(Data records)
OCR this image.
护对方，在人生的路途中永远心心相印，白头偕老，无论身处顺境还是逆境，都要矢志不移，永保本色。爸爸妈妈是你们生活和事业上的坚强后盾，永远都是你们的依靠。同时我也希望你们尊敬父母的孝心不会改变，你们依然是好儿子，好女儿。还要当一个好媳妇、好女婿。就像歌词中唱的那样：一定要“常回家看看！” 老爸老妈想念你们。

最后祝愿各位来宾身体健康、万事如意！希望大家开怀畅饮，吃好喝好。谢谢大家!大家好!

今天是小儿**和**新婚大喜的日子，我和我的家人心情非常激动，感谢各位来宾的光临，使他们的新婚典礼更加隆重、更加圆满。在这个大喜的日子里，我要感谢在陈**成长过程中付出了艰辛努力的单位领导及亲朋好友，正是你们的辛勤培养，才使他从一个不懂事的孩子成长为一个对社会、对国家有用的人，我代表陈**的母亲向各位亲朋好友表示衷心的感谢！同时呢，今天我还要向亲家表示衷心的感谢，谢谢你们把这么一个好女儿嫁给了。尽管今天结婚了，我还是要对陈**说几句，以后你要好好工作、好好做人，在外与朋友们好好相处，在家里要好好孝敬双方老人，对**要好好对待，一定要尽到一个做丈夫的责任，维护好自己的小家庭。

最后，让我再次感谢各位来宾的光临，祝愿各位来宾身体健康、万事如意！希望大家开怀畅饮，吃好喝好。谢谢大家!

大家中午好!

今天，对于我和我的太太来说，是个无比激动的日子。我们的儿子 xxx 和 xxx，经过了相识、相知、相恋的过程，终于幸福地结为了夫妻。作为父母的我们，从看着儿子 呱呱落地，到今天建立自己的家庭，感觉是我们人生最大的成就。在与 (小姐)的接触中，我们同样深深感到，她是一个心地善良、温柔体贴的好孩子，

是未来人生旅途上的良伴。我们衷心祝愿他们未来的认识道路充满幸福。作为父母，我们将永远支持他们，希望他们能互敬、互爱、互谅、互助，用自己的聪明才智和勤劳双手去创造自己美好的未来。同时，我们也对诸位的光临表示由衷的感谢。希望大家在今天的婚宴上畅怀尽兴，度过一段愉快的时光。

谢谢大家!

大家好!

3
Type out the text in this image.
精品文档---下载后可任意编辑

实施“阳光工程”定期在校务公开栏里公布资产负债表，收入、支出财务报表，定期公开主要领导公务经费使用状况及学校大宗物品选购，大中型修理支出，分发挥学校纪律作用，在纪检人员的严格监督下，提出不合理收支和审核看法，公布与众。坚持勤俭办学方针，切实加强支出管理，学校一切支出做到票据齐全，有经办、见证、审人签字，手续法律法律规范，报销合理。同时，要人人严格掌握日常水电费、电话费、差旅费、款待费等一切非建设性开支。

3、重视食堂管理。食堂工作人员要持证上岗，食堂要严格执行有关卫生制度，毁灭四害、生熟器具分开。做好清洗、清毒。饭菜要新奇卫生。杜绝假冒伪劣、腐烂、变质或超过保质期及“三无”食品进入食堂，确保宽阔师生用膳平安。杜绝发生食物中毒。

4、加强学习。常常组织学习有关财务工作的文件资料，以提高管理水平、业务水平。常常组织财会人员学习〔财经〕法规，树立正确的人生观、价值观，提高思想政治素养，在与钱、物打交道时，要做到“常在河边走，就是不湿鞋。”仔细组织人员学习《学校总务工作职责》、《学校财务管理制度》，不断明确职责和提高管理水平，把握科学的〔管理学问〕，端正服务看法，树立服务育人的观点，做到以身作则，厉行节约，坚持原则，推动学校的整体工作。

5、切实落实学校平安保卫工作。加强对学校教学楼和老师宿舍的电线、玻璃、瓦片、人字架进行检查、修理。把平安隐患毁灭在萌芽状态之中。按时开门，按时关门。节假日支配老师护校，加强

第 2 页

Task goal:
Transcribe, word for word, every line from the one containing "Type out the text in this image." through the final line of the entries, and nothing else.

The solution:
Type out the text in this image.
精品文档---下载后可任意编辑

实施“阳光工程”定期在校务公开栏里公布资产负债表，收入、支出财务报表，定期公开主要领导公务经费使用状况及学校大宗物品选购，大中型修理支出，分发挥学校纪律作用，在纪检人员的严格监督下，提出不合理收支和审核看法，公布与众。坚持勤俭办学方针，切实加强支出管理，学校一切支出做到票据齐全，有经办、见证、审人签字，手续法律法律规范，报销合理。同时，要人人严格掌握日常水电费、电话费、差旅费、款待费等一切非建设性开支。

3、重视食堂管理。食堂工作人员要持证上岗，食堂要严格执行有关卫生制度，毁灭四害、生熟器具分开。做好清洗、清毒。饭菜要新奇卫生。杜绝假冒伪劣、腐烂、变质或超过保质期及“三无”食品进入食堂，确保宽阔师生用膳平安。杜绝发生食物中毒。

4、加强学习。常常组织学习有关财务工作的文件资料，以提高管理水平、业务水平。常常组织财会人员学习〔财经〕法规，树立正确的人生观、价值观，提高思想政治素养，在与钱、物打交道时，要做到“常在河边走，就是不湿鞋。”仔细组织人员学习《学校总务工作职责》、《学校财务管理制度》，不断明确职责和提高管理水平，把握科学的〔管理学问〕，端正服务看法，树立服务育人的观点，做到以身作则，厉行节约，坚持原则，推动学校的整体工作。

5、切实落实学校平安保卫工作。加强对学校教学楼和老师宿舍的电线、玻璃、瓦片、人字架进行检查、修理。把平安隐患毁灭在萌芽状态之中。按时开门，按时关门。节假日支配老师护校，加强

第 2 页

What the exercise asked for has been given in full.